(Data records)
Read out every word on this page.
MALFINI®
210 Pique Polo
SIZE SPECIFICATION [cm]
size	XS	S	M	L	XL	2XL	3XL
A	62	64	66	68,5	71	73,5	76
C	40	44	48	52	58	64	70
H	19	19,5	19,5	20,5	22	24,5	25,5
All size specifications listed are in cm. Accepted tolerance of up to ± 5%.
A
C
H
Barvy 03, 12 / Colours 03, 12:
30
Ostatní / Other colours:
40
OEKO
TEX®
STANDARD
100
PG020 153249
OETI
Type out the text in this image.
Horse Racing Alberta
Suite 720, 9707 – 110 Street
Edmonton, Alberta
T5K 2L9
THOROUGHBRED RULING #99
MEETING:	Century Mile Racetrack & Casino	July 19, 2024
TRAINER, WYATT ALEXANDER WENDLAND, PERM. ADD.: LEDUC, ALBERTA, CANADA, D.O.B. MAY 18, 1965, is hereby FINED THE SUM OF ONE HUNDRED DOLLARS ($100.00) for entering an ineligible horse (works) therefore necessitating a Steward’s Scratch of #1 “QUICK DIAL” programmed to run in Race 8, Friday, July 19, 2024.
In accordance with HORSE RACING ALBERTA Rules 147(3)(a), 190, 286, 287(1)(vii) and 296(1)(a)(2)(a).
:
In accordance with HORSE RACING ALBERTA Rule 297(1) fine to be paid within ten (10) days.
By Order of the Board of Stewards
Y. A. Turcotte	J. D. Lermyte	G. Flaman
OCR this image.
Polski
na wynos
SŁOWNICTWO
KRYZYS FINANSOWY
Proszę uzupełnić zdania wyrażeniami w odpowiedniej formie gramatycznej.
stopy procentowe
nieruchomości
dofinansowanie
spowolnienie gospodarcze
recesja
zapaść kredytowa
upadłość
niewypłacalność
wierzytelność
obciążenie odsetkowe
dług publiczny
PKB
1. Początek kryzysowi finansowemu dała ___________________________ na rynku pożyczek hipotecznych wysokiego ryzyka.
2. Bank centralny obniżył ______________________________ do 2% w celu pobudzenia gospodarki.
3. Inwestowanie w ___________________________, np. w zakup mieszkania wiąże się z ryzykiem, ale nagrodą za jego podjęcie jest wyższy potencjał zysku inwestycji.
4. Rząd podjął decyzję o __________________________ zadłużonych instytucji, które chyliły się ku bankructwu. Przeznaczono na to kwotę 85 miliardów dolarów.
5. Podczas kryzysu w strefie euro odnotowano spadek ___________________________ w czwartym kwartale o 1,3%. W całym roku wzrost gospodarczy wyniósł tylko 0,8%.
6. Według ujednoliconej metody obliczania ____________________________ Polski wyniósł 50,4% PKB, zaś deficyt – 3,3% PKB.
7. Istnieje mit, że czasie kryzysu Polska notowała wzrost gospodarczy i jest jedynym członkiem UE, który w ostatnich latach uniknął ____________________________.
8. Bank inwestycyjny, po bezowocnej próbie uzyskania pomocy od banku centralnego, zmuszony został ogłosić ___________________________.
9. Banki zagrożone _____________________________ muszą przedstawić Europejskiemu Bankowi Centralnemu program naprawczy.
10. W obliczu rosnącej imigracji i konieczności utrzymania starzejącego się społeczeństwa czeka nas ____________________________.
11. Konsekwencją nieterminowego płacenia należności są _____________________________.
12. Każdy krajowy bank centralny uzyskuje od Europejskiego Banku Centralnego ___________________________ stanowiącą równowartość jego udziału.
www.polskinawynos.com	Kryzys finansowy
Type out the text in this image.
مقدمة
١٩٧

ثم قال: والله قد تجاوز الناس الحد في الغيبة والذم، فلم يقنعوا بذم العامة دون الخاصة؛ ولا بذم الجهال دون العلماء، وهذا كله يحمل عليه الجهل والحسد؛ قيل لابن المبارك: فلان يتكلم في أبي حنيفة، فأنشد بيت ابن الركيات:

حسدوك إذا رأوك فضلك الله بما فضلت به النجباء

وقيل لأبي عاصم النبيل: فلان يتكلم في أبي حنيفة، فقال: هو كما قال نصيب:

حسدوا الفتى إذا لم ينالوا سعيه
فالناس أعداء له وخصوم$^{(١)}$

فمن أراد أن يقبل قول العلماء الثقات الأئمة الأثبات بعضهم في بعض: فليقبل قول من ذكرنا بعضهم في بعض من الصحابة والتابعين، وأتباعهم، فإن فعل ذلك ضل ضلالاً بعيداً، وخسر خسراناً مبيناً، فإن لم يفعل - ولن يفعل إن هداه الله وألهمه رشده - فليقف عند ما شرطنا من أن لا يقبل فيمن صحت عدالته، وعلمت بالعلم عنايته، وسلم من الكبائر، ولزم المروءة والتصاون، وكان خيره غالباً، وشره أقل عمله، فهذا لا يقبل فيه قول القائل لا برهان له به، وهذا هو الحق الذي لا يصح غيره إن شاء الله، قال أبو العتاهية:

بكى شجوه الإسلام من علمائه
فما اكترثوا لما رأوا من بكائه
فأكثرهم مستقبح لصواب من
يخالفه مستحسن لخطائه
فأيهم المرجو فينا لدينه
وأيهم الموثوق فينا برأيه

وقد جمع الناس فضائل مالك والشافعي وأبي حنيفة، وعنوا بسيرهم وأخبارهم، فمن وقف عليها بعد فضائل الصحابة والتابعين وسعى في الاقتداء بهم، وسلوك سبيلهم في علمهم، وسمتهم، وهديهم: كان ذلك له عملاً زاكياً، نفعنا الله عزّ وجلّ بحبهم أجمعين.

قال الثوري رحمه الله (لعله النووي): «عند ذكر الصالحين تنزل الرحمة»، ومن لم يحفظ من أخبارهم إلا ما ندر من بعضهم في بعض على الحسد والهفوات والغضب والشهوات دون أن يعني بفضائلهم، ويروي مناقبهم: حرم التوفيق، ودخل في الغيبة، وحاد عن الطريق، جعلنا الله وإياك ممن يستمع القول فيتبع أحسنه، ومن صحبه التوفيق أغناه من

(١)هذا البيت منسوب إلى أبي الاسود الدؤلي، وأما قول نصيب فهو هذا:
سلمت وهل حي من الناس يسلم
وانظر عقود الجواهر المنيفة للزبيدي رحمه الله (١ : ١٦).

Set task - Generate an exact reproduction of all entries.

Exercise answer -
Read out every word on this page.
MALFINI®
210 Pique Polo
SIZE SPECIFICATION [cm]
size	XS	S	M	L	XL	2XL	3XL
A	62	64	66	68,5	71	73,5	76
C	40	44	48	52	58	64	70
H	19	19,5	19,5	20,5	22	24,5	25,5
All size specifications listed are in cm. Accepted tolerance of up to ± 5%.
A
C
H
Barvy 03, 12 / Colours 03, 12:
30
Ostatní / Other colours:
40
OEKO
TEX®
STANDARD
100
PG020 153249
OETI
Type out the text in this image.
Horse Racing Alberta
Suite 720, 9707 – 110 Street
Edmonton, Alberta
T5K 2L9
THOROUGHBRED RULING #99
MEETING:	Century Mile Racetrack & Casino	July 19, 2024
TRAINER, WYATT ALEXANDER WENDLAND, PERM. ADD.: LEDUC, ALBERTA, CANADA, D.O.B. MAY 18, 1965, is hereby FINED THE SUM OF ONE HUNDRED DOLLARS ($100.00) for entering an ineligible horse (works) therefore necessitating a Steward’s Scratch of #1 “QUICK DIAL” programmed to run in Race 8, Friday, July 19, 2024.
In accordance with HORSE RACING ALBERTA Rules 147(3)(a), 190, 286, 287(1)(vii) and 296(1)(a)(2)(a).
:
In accordance with HORSE RACING ALBERTA Rule 297(1) fine to be paid within ten (10) days.
By Order of the Board of Stewards
Y. A. Turcotte	J. D. Lermyte	G. Flaman
OCR this image.
Polski
na wynos
SŁOWNICTWO
KRYZYS FINANSOWY
Proszę uzupełnić zdania wyrażeniami w odpowiedniej formie gramatycznej.
stopy procentowe
nieruchomości
dofinansowanie
spowolnienie gospodarcze
recesja
zapaść kredytowa
upadłość
niewypłacalność
wierzytelność
obciążenie odsetkowe
dług publiczny
PKB
1. Początek kryzysowi finansowemu dała ___________________________ na rynku pożyczek hipotecznych wysokiego ryzyka.
2. Bank centralny obniżył ______________________________ do 2% w celu pobudzenia gospodarki.
3. Inwestowanie w ___________________________, np. w zakup mieszkania wiąże się z ryzykiem, ale nagrodą za jego podjęcie jest wyższy potencjał zysku inwestycji.
4. Rząd podjął decyzję o __________________________ zadłużonych instytucji, które chyliły się ku bankructwu. Przeznaczono na to kwotę 85 miliardów dolarów.
5. Podczas kryzysu w strefie euro odnotowano spadek ___________________________ w czwartym kwartale o 1,3%. W całym roku wzrost gospodarczy wyniósł tylko 0,8%.
6. Według ujednoliconej metody obliczania ____________________________ Polski wyniósł 50,4% PKB, zaś deficyt – 3,3% PKB.
7. Istnieje mit, że czasie kryzysu Polska notowała wzrost gospodarczy i jest jedynym członkiem UE, który w ostatnich latach uniknął ____________________________.
8. Bank inwestycyjny, po bezowocnej próbie uzyskania pomocy od banku centralnego, zmuszony został ogłosić ___________________________.
9. Banki zagrożone _____________________________ muszą przedstawić Europejskiemu Bankowi Centralnemu program naprawczy.
10. W obliczu rosnącej imigracji i konieczności utrzymania starzejącego się społeczeństwa czeka nas ____________________________.
11. Konsekwencją nieterminowego płacenia należności są _____________________________.
12. Każdy krajowy bank centralny uzyskuje od Europejskiego Banku Centralnego ___________________________ stanowiącą równowartość jego udziału.
www.polskinawynos.com	Kryzys finansowy
Type out the text in this image.
مقدمة
١٩٧

ثم قال: والله قد تجاوز الناس الحد في الغيبة والذم، فلم يقنعوا بذم العامة دون الخاصة؛ ولا بذم الجهال دون العلماء، وهذا كله يحمل عليه الجهل والحسد؛ قيل لابن المبارك: فلان يتكلم في أبي حنيفة، فأنشد بيت ابن الركيات:

حسدوك إذا رأوك فضلك الله بما فضلت به النجباء

وقيل لأبي عاصم النبيل: فلان يتكلم في أبي حنيفة، فقال: هو كما قال نصيب:

حسدوا الفتى إذا لم ينالوا سعيه
فالناس أعداء له وخصوم$^{(١)}$

فمن أراد أن يقبل قول العلماء الثقات الأئمة الأثبات بعضهم في بعض: فليقبل قول من ذكرنا بعضهم في بعض من الصحابة والتابعين، وأتباعهم، فإن فعل ذلك ضل ضلالاً بعيداً، وخسر خسراناً مبيناً، فإن لم يفعل - ولن يفعل إن هداه الله وألهمه رشده - فليقف عند ما شرطنا من أن لا يقبل فيمن صحت عدالته، وعلمت بالعلم عنايته، وسلم من الكبائر، ولزم المروءة والتصاون، وكان خيره غالباً، وشره أقل عمله، فهذا لا يقبل فيه قول القائل لا برهان له به، وهذا هو الحق الذي لا يصح غيره إن شاء الله، قال أبو العتاهية:

بكى شجوه الإسلام من علمائه
فما اكترثوا لما رأوا من بكائه
فأكثرهم مستقبح لصواب من
يخالفه مستحسن لخطائه
فأيهم المرجو فينا لدينه
وأيهم الموثوق فينا برأيه

وقد جمع الناس فضائل مالك والشافعي وأبي حنيفة، وعنوا بسيرهم وأخبارهم، فمن وقف عليها بعد فضائل الصحابة والتابعين وسعى في الاقتداء بهم، وسلوك سبيلهم في علمهم، وسمتهم، وهديهم: كان ذلك له عملاً زاكياً، نفعنا الله عزّ وجلّ بحبهم أجمعين.

قال الثوري رحمه الله (لعله النووي): «عند ذكر الصالحين تنزل الرحمة»، ومن لم يحفظ من أخبارهم إلا ما ندر من بعضهم في بعض على الحسد والهفوات والغضب والشهوات دون أن يعني بفضائلهم، ويروي مناقبهم: حرم التوفيق، ودخل في الغيبة، وحاد عن الطريق، جعلنا الله وإياك ممن يستمع القول فيتبع أحسنه، ومن صحبه التوفيق أغناه من

(١)هذا البيت منسوب إلى أبي الاسود الدؤلي، وأما قول نصيب فهو هذا:
سلمت وهل حي من الناس يسلم
وانظر عقود الجواهر المنيفة للزبيدي رحمه الله (١ : ١٦).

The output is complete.